**RECORDS SUPPLIED**
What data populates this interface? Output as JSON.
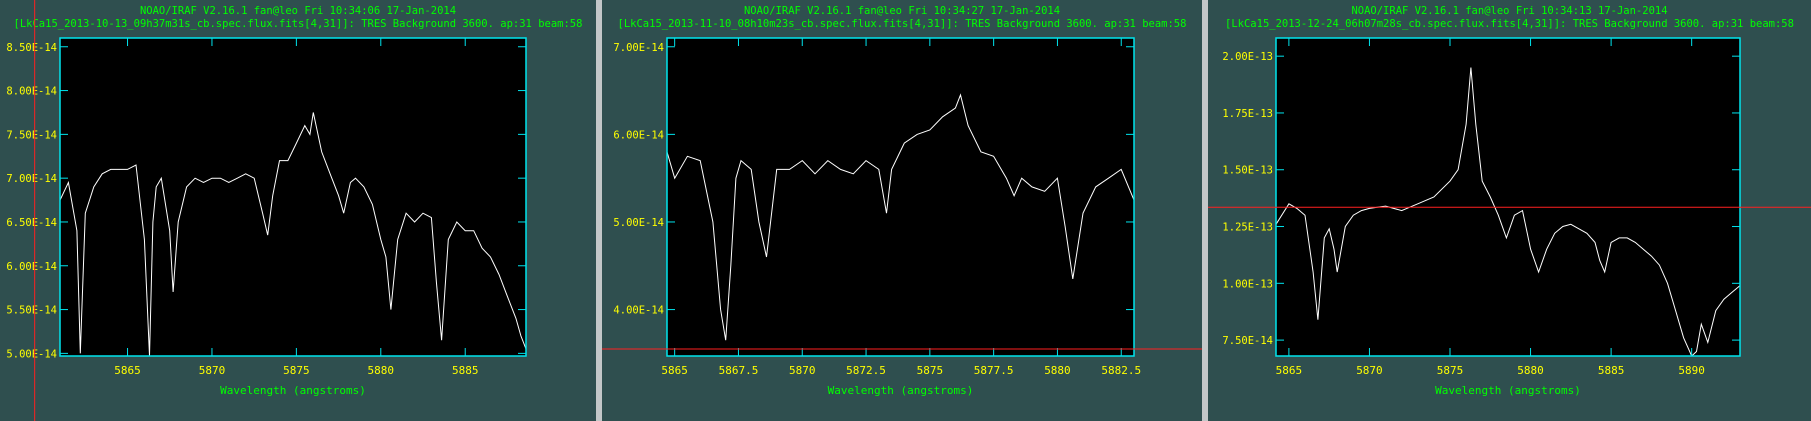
{
  "colors": {
    "background": "#2f4f4f",
    "frame": "#00e5ee",
    "title": "#00ff00",
    "tick_label": "#ffff00",
    "axis_label": "#00ff00",
    "spectrum": "#ffffff",
    "cursor": "#ff2020"
  },
  "chart_data": [
    {
      "type": "line",
      "title": "NOAO/IRAF V2.16.1 fan@leo Fri 10:34:06 17-Jan-2014",
      "subtitle": "[LkCa15_2013-10-13_09h37m31s_cb.spec.flux.fits[4,31]]: TRES Background 3600. ap:31 beam:58",
      "xlabel": "Wavelength (angstroms)",
      "ylabel": "",
      "xlim": [
        5861,
        5888.6
      ],
      "ylim": [
        4.97e-14,
        8.6e-14
      ],
      "xticks": [
        5865,
        5870,
        5875,
        5880,
        5885
      ],
      "xtick_labels": [
        "5865",
        "5870",
        "5875",
        "5880",
        "5885"
      ],
      "yticks": [
        5e-14,
        5.5e-14,
        6e-14,
        6.5e-14,
        7e-14,
        7.5e-14,
        8e-14,
        8.5e-14
      ],
      "ytick_labels": [
        "5.00E-14",
        "5.50E-14",
        "6.00E-14",
        "6.50E-14",
        "7.00E-14",
        "7.50E-14",
        "8.00E-14",
        "8.50E-14"
      ],
      "grid": false,
      "cursor": {
        "orientation": "vertical",
        "x": 5859.5
      },
      "series": [
        {
          "x": [
            5861.0,
            5861.5,
            5862.0,
            5862.2,
            5862.5,
            5863.0,
            5863.5,
            5864.0,
            5864.5,
            5865.0,
            5865.5,
            5866.0,
            5866.3,
            5866.5,
            5866.7,
            5867.0,
            5867.5,
            5867.7,
            5868.0,
            5868.5,
            5869.0,
            5869.5,
            5870.0,
            5870.5,
            5871.0,
            5871.5,
            5872.0,
            5872.5,
            5873.0,
            5873.3,
            5873.6,
            5874.0,
            5874.5,
            5875.0,
            5875.5,
            5875.8,
            5876.0,
            5876.5,
            5877.0,
            5877.5,
            5877.8,
            5878.2,
            5878.5,
            5879.0,
            5879.5,
            5880.0,
            5880.3,
            5880.6,
            5881.0,
            5881.5,
            5882.0,
            5882.5,
            5883.0,
            5883.3,
            5883.6,
            5884.0,
            5884.5,
            5885.0,
            5885.5,
            5886.0,
            5886.5,
            5887.0,
            5887.5,
            5888.0,
            5888.3,
            5888.6
          ],
          "y": [
            6.75e-14,
            6.95e-14,
            6.4e-14,
            5e-14,
            6.6e-14,
            6.9e-14,
            7.05e-14,
            7.1e-14,
            7.1e-14,
            7.1e-14,
            7.15e-14,
            6.3e-14,
            4.97e-14,
            6.5e-14,
            6.9e-14,
            7e-14,
            6.4e-14,
            5.7e-14,
            6.5e-14,
            6.9e-14,
            7e-14,
            6.95e-14,
            7e-14,
            7e-14,
            6.95e-14,
            7e-14,
            7.05e-14,
            7e-14,
            6.6e-14,
            6.35e-14,
            6.8e-14,
            7.2e-14,
            7.2e-14,
            7.4e-14,
            7.6e-14,
            7.5e-14,
            7.75e-14,
            7.3e-14,
            7.05e-14,
            6.8e-14,
            6.6e-14,
            6.95e-14,
            7e-14,
            6.9e-14,
            6.7e-14,
            6.3e-14,
            6.1e-14,
            5.5e-14,
            6.3e-14,
            6.6e-14,
            6.5e-14,
            6.6e-14,
            6.55e-14,
            5.8e-14,
            5.15e-14,
            6.3e-14,
            6.5e-14,
            6.4e-14,
            6.4e-14,
            6.2e-14,
            6.1e-14,
            5.9e-14,
            5.65e-14,
            5.4e-14,
            5.2e-14,
            5.05e-14
          ]
        }
      ]
    },
    {
      "type": "line",
      "title": "NOAO/IRAF V2.16.1 fan@leo Fri 10:34:27 17-Jan-2014",
      "subtitle": "[LkCa15_2013-11-10_08h10m23s_cb.spec.flux.fits[4,31]]: TRES Background 3600. ap:31 beam:58",
      "xlabel": "Wavelength (angstroms)",
      "ylabel": "",
      "xlim": [
        5864.7,
        5883.0
      ],
      "ylim": [
        3.47e-14,
        7.1e-14
      ],
      "xticks": [
        5865,
        5867.5,
        5870,
        5872.5,
        5875,
        5877.5,
        5880,
        5882.5
      ],
      "xtick_labels": [
        "5865",
        "5867.5",
        "5870",
        "5872.5",
        "5875",
        "5877.5",
        "5880",
        "5882.5"
      ],
      "yticks": [
        4e-14,
        5e-14,
        6e-14,
        7e-14
      ],
      "ytick_labels": [
        "4.00E-14",
        "5.00E-14",
        "6.00E-14",
        "7.00E-14"
      ],
      "grid": false,
      "cursor": {
        "orientation": "horizontal",
        "y": 3.55e-14
      },
      "series": [
        {
          "x": [
            5864.7,
            5865.0,
            5865.5,
            5866.0,
            5866.5,
            5866.8,
            5867.0,
            5867.2,
            5867.4,
            5867.6,
            5868.0,
            5868.3,
            5868.6,
            5869.0,
            5869.5,
            5870.0,
            5870.5,
            5871.0,
            5871.5,
            5872.0,
            5872.5,
            5873.0,
            5873.3,
            5873.5,
            5874.0,
            5874.5,
            5875.0,
            5875.5,
            5876.0,
            5876.2,
            5876.5,
            5877.0,
            5877.5,
            5878.0,
            5878.3,
            5878.6,
            5879.0,
            5879.5,
            5880.0,
            5880.3,
            5880.6,
            5881.0,
            5881.5,
            5882.0,
            5882.5,
            5883.0
          ],
          "y": [
            5.8e-14,
            5.5e-14,
            5.75e-14,
            5.7e-14,
            5e-14,
            4e-14,
            3.65e-14,
            4.5e-14,
            5.5e-14,
            5.7e-14,
            5.6e-14,
            5e-14,
            4.6e-14,
            5.6e-14,
            5.6e-14,
            5.7e-14,
            5.55e-14,
            5.7e-14,
            5.6e-14,
            5.55e-14,
            5.7e-14,
            5.6e-14,
            5.1e-14,
            5.6e-14,
            5.9e-14,
            6e-14,
            6.05e-14,
            6.2e-14,
            6.3e-14,
            6.45e-14,
            6.1e-14,
            5.8e-14,
            5.75e-14,
            5.5e-14,
            5.3e-14,
            5.5e-14,
            5.4e-14,
            5.35e-14,
            5.5e-14,
            4.95e-14,
            4.35e-14,
            5.1e-14,
            5.4e-14,
            5.5e-14,
            5.6e-14,
            5.25e-14
          ]
        }
      ]
    },
    {
      "type": "line",
      "title": "NOAO/IRAF V2.16.1 fan@leo Fri 10:34:13 17-Jan-2014",
      "subtitle": "[LkCa15_2013-12-24_06h07m28s_cb.spec.flux.fits[4,31]]: TRES Background 3600. ap:31 beam:58",
      "xlabel": "Wavelength (angstroms)",
      "ylabel": "",
      "xlim": [
        5864.2,
        5893.0
      ],
      "ylim": [
        6.8e-14,
        2.08e-13
      ],
      "xticks": [
        5865,
        5870,
        5875,
        5880,
        5885,
        5890
      ],
      "xtick_labels": [
        "5865",
        "5870",
        "5875",
        "5880",
        "5885",
        "5890"
      ],
      "yticks": [
        7.5e-14,
        1e-13,
        1.25e-13,
        1.5e-13,
        1.75e-13,
        2e-13
      ],
      "ytick_labels": [
        "7.50E-14",
        "1.00E-13",
        "1.25E-13",
        "1.50E-13",
        "1.75E-13",
        "2.00E-13"
      ],
      "grid": false,
      "cursor": {
        "orientation": "horizontal",
        "y": 1.335e-13
      },
      "series": [
        {
          "x": [
            5864.2,
            5865.0,
            5865.5,
            5866.0,
            5866.5,
            5866.8,
            5867.2,
            5867.5,
            5867.8,
            5868.0,
            5868.5,
            5869.0,
            5869.5,
            5870.0,
            5871.0,
            5872.0,
            5873.0,
            5874.0,
            5875.0,
            5875.5,
            5876.0,
            5876.3,
            5876.6,
            5877.0,
            5877.5,
            5878.0,
            5878.5,
            5879.0,
            5879.5,
            5880.0,
            5880.5,
            5881.0,
            5881.5,
            5882.0,
            5882.5,
            5883.0,
            5883.5,
            5884.0,
            5884.3,
            5884.6,
            5885.0,
            5885.5,
            5886.0,
            5886.5,
            5887.0,
            5887.5,
            5888.0,
            5888.5,
            5889.0,
            5889.5,
            5890.0,
            5890.3,
            5890.6,
            5891.0,
            5891.5,
            5892.0,
            5892.5,
            5893.0
          ],
          "y": [
            1.26e-13,
            1.35e-13,
            1.33e-13,
            1.3e-13,
            1.05e-13,
            8.4e-14,
            1.2e-13,
            1.24e-13,
            1.15e-13,
            1.05e-13,
            1.25e-13,
            1.3e-13,
            1.32e-13,
            1.33e-13,
            1.34e-13,
            1.32e-13,
            1.35e-13,
            1.38e-13,
            1.45e-13,
            1.5e-13,
            1.7e-13,
            1.95e-13,
            1.7e-13,
            1.45e-13,
            1.38e-13,
            1.3e-13,
            1.2e-13,
            1.3e-13,
            1.32e-13,
            1.15e-13,
            1.05e-13,
            1.15e-13,
            1.22e-13,
            1.25e-13,
            1.26e-13,
            1.24e-13,
            1.22e-13,
            1.18e-13,
            1.1e-13,
            1.05e-13,
            1.18e-13,
            1.2e-13,
            1.2e-13,
            1.18e-13,
            1.15e-13,
            1.12e-13,
            1.08e-13,
            1e-13,
            8.8e-14,
            7.6e-14,
            6.8e-14,
            7e-14,
            8.2e-14,
            7.4e-14,
            8.8e-14,
            9.3e-14,
            9.6e-14,
            9.9e-14
          ]
        }
      ]
    }
  ]
}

**WHAT IS ASKED**
Using the listing above, gather each line that holds the string "TRES" and copy it.

**EXERCISE SOLUTION**
      "subtitle": "[LkCa15_2013-10-13_09h37m31s_cb.spec.flux.fits[4,31]]: TRES Background 3600. ap:31 beam:58",
      "subtitle": "[LkCa15_2013-11-10_08h10m23s_cb.spec.flux.fits[4,31]]: TRES Background 3600. ap:31 beam:58",
      "subtitle": "[LkCa15_2013-12-24_06h07m28s_cb.spec.flux.fits[4,31]]: TRES Background 3600. ap:31 beam:58",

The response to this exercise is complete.